**Extracted entries:**
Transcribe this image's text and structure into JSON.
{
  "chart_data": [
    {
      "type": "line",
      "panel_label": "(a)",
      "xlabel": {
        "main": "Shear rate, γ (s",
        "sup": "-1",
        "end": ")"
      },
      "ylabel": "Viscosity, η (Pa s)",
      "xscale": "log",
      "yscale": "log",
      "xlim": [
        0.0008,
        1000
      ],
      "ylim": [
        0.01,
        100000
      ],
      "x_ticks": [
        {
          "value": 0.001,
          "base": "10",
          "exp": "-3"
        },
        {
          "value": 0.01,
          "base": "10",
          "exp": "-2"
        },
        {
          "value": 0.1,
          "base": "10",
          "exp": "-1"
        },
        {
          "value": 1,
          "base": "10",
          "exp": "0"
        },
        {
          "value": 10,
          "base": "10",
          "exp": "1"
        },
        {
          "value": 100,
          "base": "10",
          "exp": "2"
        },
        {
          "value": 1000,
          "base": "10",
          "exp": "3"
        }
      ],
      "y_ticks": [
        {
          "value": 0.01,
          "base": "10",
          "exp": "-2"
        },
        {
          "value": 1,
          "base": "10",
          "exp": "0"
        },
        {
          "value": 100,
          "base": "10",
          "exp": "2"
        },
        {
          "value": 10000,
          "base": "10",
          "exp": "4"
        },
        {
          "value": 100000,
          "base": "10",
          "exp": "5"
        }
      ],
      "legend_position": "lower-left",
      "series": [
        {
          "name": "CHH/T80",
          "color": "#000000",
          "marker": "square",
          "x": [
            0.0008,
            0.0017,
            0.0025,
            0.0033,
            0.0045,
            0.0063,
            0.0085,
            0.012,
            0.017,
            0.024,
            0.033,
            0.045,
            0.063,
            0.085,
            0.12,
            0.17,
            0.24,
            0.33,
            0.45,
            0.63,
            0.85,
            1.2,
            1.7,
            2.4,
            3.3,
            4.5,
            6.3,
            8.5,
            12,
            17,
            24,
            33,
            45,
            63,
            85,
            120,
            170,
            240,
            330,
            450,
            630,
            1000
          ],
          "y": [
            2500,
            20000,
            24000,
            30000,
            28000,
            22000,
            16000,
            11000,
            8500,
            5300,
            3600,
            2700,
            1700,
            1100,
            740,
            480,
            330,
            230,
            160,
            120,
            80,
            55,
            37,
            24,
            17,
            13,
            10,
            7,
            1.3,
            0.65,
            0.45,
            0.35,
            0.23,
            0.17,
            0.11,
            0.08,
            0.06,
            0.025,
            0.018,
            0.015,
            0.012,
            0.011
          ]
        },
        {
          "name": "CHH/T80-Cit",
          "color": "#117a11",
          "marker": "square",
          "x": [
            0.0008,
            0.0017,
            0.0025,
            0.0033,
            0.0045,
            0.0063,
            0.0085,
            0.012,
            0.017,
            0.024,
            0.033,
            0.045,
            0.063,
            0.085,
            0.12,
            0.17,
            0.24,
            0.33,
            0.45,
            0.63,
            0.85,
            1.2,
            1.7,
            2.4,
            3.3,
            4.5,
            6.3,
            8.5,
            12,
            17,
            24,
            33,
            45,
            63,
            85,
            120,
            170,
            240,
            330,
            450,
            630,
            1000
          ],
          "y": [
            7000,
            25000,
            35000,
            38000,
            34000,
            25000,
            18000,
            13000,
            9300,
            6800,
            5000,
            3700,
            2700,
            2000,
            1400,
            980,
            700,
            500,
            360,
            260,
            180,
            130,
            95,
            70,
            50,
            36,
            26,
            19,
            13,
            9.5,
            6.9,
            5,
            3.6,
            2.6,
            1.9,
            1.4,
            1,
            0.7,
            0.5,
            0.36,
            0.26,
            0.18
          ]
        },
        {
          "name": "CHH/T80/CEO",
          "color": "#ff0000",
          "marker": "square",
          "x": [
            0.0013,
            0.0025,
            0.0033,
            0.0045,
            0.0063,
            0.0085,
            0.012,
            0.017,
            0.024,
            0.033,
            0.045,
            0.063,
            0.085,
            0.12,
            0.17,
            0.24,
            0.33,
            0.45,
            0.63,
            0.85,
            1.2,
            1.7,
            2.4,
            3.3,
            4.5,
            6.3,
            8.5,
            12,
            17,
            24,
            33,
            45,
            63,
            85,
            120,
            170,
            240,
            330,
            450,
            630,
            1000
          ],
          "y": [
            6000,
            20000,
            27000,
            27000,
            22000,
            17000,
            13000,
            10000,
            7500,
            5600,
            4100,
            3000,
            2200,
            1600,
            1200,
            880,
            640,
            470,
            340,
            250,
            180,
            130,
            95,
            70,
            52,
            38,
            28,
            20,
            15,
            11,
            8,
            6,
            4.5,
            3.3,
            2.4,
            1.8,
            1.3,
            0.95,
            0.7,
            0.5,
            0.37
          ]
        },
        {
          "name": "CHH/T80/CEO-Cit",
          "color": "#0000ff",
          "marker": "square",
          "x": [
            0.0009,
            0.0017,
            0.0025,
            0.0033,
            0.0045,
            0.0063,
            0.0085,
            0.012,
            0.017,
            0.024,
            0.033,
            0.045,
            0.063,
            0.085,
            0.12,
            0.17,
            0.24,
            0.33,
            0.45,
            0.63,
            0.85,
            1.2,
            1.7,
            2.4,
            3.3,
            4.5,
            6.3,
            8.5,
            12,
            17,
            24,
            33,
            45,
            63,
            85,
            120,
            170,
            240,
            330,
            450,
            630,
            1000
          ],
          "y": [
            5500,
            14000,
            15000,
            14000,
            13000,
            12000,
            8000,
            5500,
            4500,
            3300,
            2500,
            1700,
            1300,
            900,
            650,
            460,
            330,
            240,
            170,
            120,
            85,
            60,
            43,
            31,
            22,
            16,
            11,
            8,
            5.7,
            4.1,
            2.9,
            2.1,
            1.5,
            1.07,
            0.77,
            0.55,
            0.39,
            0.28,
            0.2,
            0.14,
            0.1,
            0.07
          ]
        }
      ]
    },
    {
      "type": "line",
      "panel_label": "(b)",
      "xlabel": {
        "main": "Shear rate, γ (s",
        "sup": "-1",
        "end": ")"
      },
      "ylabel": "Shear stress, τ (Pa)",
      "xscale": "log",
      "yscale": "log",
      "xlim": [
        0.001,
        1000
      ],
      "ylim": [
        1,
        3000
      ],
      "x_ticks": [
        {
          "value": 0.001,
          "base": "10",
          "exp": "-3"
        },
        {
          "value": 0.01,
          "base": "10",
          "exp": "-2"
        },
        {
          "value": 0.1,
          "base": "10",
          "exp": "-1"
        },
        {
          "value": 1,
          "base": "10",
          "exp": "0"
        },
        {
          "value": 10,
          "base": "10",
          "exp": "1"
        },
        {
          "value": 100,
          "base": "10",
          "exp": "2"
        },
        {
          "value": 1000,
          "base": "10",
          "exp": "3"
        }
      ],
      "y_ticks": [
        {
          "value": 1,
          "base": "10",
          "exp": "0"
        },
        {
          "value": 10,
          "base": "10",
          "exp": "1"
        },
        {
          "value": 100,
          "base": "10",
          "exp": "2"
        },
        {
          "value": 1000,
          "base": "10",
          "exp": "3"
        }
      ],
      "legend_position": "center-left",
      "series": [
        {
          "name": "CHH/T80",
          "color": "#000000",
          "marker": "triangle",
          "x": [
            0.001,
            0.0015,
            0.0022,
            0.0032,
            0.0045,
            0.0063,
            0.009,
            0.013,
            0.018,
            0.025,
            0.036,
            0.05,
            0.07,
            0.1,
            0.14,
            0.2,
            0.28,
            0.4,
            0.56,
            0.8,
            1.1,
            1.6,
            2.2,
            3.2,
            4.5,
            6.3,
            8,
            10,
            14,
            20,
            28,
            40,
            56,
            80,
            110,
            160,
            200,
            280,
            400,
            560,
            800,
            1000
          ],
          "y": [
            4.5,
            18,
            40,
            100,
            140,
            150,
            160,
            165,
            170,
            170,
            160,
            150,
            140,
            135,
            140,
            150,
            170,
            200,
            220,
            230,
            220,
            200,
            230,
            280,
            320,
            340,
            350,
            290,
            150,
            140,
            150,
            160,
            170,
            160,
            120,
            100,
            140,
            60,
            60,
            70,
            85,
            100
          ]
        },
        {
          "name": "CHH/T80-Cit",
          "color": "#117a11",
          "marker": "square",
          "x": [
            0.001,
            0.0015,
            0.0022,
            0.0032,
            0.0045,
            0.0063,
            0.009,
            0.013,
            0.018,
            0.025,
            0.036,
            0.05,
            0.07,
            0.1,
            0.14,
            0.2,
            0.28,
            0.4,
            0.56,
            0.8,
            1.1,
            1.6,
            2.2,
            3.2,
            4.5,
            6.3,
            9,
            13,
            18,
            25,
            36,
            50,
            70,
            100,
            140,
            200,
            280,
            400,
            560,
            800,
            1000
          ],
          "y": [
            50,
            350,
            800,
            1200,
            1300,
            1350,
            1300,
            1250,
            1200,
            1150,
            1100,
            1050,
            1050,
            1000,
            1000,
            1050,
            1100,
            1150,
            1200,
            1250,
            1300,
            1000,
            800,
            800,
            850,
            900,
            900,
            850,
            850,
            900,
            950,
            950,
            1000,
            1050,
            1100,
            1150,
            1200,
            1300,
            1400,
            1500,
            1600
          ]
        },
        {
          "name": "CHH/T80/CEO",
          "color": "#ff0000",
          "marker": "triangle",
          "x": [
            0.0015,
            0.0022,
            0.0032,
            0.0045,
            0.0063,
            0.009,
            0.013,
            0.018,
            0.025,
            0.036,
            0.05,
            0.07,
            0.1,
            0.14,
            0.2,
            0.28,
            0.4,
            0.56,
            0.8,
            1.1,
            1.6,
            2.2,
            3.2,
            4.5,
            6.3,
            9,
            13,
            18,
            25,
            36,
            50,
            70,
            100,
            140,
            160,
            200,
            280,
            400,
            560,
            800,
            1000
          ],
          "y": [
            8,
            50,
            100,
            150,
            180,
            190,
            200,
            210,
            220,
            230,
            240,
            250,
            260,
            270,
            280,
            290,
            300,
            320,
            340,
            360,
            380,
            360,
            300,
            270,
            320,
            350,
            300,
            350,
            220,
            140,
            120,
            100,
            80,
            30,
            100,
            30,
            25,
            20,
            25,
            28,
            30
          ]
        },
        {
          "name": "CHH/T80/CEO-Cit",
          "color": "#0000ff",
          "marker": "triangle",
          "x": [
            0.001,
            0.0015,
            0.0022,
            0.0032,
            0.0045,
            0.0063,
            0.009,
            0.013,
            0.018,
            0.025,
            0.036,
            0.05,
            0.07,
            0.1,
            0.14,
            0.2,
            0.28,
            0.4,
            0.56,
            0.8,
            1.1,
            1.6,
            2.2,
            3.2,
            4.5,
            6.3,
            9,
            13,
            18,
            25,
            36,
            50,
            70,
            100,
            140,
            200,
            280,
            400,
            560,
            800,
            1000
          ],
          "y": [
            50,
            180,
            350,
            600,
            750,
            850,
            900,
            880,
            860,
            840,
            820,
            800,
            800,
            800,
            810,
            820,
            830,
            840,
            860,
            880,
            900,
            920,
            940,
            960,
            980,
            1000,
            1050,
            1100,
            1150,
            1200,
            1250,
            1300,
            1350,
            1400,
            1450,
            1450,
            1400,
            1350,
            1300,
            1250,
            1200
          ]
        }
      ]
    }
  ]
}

**Job:**
Examine the records and report how many lines contain the string "left". Only the number should be given.

**Result:**
2